● **STATED TASK**:
Present every line in which the string "Сиворакша" appears.

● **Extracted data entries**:
= = = = = = =
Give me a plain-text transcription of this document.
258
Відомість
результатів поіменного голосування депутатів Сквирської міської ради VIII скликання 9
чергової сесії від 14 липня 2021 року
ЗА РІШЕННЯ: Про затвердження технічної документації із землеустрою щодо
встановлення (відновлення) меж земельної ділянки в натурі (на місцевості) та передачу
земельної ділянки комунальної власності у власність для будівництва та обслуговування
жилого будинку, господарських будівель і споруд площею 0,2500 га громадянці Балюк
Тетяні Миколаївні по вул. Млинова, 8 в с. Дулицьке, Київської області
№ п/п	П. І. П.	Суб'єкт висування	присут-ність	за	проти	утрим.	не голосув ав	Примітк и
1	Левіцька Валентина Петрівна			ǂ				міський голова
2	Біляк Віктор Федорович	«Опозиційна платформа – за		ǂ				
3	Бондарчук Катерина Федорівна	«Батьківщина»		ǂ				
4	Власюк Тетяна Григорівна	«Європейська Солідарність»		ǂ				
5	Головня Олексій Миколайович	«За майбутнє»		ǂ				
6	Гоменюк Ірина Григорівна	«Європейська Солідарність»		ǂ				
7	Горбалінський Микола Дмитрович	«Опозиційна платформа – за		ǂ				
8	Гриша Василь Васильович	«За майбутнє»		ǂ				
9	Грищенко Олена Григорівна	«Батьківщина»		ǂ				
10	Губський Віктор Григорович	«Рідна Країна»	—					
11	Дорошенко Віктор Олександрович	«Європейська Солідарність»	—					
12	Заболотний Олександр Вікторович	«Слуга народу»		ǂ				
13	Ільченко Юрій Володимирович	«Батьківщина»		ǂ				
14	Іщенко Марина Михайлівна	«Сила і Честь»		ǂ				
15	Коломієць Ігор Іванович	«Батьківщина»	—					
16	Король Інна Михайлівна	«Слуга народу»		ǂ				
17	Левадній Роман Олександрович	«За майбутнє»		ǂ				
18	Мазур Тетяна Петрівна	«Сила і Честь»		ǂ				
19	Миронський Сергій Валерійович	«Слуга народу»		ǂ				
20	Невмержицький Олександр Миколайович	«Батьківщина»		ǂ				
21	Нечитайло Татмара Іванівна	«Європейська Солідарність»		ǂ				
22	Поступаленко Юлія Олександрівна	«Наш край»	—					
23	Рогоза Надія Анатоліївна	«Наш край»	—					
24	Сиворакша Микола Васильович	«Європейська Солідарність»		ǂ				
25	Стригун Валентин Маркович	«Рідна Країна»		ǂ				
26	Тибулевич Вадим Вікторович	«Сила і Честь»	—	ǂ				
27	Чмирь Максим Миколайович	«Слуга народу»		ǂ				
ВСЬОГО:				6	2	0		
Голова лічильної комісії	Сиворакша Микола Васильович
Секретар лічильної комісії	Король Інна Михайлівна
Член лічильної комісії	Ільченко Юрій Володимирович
= = = = = = =
● **EXERCISE SOLUTION**:
24	Сиворакша Микола Васильович	«Європейська Солідарність»		ǂ				
Голова лічильної комісії	Сиворакша Микола Васильович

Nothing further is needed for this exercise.